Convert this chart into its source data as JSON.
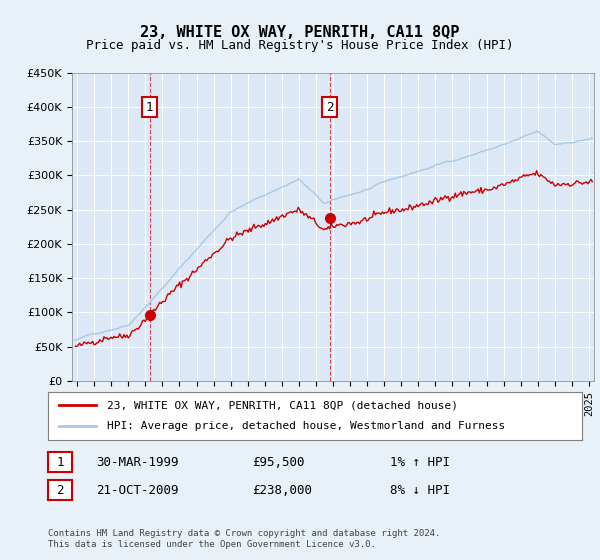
{
  "title": "23, WHITE OX WAY, PENRITH, CA11 8QP",
  "subtitle": "Price paid vs. HM Land Registry's House Price Index (HPI)",
  "legend_line1": "23, WHITE OX WAY, PENRITH, CA11 8QP (detached house)",
  "legend_line2": "HPI: Average price, detached house, Westmorland and Furness",
  "footer": "Contains HM Land Registry data © Crown copyright and database right 2024.\nThis data is licensed under the Open Government Licence v3.0.",
  "annotation1_date": "30-MAR-1999",
  "annotation1_price": "£95,500",
  "annotation1_hpi": "1% ↑ HPI",
  "annotation2_date": "21-OCT-2009",
  "annotation2_price": "£238,000",
  "annotation2_hpi": "8% ↓ HPI",
  "hpi_color": "#a8c8e8",
  "price_color": "#cc0000",
  "background_color": "#e8f0f8",
  "plot_bg_color": "#dce8f5",
  "annotation_box_color": "#cc0000",
  "ylim": [
    0,
    450000
  ],
  "yticks": [
    0,
    50000,
    100000,
    150000,
    200000,
    250000,
    300000,
    350000,
    400000,
    450000
  ],
  "sale1_x": 1999.25,
  "sale1_y": 95500,
  "sale2_x": 2009.8,
  "sale2_y": 238000,
  "xmin": 1995,
  "xmax": 2025
}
+ + + + + + +
▶ [Exercise task]: Repeat all of the data above word for word, minus the pictures.

▶ [Final result]:
Convert this chart into its source data as JSON.
{
  "title": "23, WHITE OX WAY, PENRITH, CA11 8QP",
  "subtitle": "Price paid vs. HM Land Registry's House Price Index (HPI)",
  "legend_line1": "23, WHITE OX WAY, PENRITH, CA11 8QP (detached house)",
  "legend_line2": "HPI: Average price, detached house, Westmorland and Furness",
  "footer": "Contains HM Land Registry data © Crown copyright and database right 2024.\nThis data is licensed under the Open Government Licence v3.0.",
  "annotation1_date": "30-MAR-1999",
  "annotation1_price": "£95,500",
  "annotation1_hpi": "1% ↑ HPI",
  "annotation2_date": "21-OCT-2009",
  "annotation2_price": "£238,000",
  "annotation2_hpi": "8% ↓ HPI",
  "hpi_color": "#a8c8e8",
  "price_color": "#cc0000",
  "background_color": "#e8f0f8",
  "plot_bg_color": "#dce8f5",
  "annotation_box_color": "#cc0000",
  "ylim": [
    0,
    450000
  ],
  "yticks": [
    0,
    50000,
    100000,
    150000,
    200000,
    250000,
    300000,
    350000,
    400000,
    450000
  ],
  "sale1_x": 1999.25,
  "sale1_y": 95500,
  "sale2_x": 2009.8,
  "sale2_y": 238000,
  "xmin": 1995,
  "xmax": 2025
}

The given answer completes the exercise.